Problem description
Copy all records verbatim.

Begin Data to process

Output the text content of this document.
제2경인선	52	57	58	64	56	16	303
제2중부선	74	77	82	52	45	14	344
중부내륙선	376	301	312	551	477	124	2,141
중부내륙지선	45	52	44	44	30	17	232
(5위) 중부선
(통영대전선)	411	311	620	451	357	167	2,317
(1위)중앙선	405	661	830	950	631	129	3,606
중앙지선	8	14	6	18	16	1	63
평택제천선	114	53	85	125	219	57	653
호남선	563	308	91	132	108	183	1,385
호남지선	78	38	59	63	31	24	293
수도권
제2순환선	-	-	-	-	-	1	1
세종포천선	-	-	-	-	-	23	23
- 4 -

End Data to process

Reply to the task
Output the text content of this document.
제2경인선	52	57	58	64	56	16	303
제2중부선	74	77	82	52	45	14	344
중부내륙선	376	301	312	551	477	124	2,141
중부내륙지선	45	52	44	44	30	17	232
(5위) 중부선
(통영대전선)	411	311	620	451	357	167	2,317
(1위)중앙선	405	661	830	950	631	129	3,606
중앙지선	8	14	6	18	16	1	63
평택제천선	114	53	85	125	219	57	653
호남선	563	308	91	132	108	183	1,385
호남지선	78	38	59	63	31	24	293
수도권
제2순환선	-	-	-	-	-	1	1
세종포천선	-	-	-	-	-	23	23
- 4 -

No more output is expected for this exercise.